Aim of the exercise - Count the lines of data below that contain the string "segment", matching case exactly. Reply with the number alone.

Given records -

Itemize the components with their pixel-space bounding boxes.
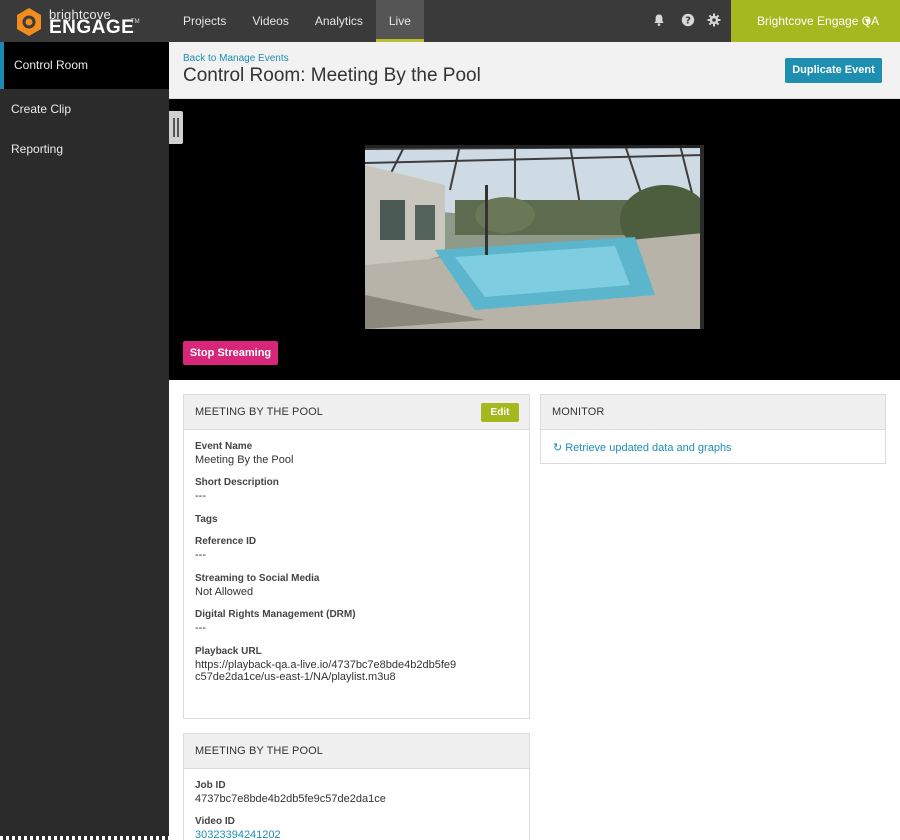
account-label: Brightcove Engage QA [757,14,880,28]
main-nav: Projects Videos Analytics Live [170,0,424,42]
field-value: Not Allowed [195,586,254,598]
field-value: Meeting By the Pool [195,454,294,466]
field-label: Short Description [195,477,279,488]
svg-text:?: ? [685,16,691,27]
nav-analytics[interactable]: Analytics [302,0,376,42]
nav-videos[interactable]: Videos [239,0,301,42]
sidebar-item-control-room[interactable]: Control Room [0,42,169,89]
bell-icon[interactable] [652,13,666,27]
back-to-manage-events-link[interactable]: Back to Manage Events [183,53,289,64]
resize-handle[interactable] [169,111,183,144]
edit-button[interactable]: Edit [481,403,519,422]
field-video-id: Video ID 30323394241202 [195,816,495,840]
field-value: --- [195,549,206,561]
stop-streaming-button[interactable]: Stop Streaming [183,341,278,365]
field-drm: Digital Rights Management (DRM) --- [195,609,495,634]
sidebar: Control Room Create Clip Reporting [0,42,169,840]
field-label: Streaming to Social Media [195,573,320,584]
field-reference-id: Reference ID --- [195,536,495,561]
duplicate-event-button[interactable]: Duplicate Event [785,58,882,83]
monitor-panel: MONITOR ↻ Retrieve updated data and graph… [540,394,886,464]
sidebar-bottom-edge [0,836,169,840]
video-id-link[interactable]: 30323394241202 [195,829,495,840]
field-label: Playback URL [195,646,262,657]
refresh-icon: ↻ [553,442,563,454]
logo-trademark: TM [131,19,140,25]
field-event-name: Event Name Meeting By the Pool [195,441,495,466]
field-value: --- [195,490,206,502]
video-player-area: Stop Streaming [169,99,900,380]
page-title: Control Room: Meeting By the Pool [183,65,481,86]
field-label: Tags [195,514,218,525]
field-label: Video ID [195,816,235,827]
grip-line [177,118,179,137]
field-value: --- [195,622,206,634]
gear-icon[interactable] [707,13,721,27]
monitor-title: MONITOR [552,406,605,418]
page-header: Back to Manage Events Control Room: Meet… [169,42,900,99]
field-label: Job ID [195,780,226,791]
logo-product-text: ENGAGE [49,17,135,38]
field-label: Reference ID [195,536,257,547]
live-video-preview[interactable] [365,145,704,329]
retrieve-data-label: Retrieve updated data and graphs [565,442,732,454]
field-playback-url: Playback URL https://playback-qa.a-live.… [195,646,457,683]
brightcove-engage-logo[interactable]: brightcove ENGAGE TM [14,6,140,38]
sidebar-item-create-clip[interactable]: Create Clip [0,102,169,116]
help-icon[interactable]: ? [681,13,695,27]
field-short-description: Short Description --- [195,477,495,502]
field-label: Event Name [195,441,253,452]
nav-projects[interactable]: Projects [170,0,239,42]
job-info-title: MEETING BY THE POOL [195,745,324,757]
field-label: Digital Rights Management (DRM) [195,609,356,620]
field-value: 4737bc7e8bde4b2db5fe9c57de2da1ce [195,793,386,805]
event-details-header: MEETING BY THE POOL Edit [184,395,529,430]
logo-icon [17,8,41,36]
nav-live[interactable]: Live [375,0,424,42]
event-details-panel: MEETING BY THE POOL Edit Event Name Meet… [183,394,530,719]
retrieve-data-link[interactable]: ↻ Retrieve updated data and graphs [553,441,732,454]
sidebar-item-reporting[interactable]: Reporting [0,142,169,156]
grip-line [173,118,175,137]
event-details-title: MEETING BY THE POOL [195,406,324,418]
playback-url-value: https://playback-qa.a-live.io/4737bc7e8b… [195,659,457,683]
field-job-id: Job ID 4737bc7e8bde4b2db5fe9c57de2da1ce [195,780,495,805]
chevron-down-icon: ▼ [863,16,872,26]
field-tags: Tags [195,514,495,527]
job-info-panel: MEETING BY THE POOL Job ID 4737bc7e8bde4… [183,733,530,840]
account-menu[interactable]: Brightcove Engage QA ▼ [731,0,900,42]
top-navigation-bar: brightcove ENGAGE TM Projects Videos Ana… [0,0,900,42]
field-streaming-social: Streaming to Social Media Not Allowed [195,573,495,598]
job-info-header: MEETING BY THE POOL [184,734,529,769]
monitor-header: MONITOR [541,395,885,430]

--

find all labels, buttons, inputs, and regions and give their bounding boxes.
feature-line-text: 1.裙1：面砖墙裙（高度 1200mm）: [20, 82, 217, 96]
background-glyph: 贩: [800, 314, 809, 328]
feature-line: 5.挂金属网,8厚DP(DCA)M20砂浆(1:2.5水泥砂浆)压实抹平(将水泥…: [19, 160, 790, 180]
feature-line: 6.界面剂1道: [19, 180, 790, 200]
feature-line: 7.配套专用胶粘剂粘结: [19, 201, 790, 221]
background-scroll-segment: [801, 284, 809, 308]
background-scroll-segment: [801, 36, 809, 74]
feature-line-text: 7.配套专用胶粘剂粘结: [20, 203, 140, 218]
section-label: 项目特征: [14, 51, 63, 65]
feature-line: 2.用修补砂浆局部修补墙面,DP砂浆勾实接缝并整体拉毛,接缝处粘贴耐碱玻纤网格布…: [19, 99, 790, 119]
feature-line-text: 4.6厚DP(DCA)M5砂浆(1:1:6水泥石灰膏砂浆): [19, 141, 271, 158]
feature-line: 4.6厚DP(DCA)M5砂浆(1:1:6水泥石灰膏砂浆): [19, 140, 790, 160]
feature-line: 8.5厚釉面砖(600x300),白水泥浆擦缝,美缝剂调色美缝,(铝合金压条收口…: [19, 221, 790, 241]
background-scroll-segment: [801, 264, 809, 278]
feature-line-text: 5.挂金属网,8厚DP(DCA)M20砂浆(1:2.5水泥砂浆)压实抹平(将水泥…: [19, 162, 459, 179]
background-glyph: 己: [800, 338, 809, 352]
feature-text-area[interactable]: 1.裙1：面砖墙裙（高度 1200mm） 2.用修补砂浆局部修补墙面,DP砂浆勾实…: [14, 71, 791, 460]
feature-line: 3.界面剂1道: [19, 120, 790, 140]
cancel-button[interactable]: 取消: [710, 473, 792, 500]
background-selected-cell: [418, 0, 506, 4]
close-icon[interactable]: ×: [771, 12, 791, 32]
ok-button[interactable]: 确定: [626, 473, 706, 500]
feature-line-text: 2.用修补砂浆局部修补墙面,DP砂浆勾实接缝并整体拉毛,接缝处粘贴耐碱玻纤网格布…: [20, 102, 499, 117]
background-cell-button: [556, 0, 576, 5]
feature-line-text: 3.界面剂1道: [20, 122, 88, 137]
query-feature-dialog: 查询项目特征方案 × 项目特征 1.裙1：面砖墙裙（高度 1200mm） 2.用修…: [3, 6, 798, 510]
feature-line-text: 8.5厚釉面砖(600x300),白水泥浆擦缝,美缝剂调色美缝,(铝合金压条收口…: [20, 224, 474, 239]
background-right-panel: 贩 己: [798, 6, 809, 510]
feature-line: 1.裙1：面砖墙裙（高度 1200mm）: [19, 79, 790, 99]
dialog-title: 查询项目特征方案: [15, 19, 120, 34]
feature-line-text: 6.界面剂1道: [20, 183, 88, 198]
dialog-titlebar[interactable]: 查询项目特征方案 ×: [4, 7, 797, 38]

Exercise output - 3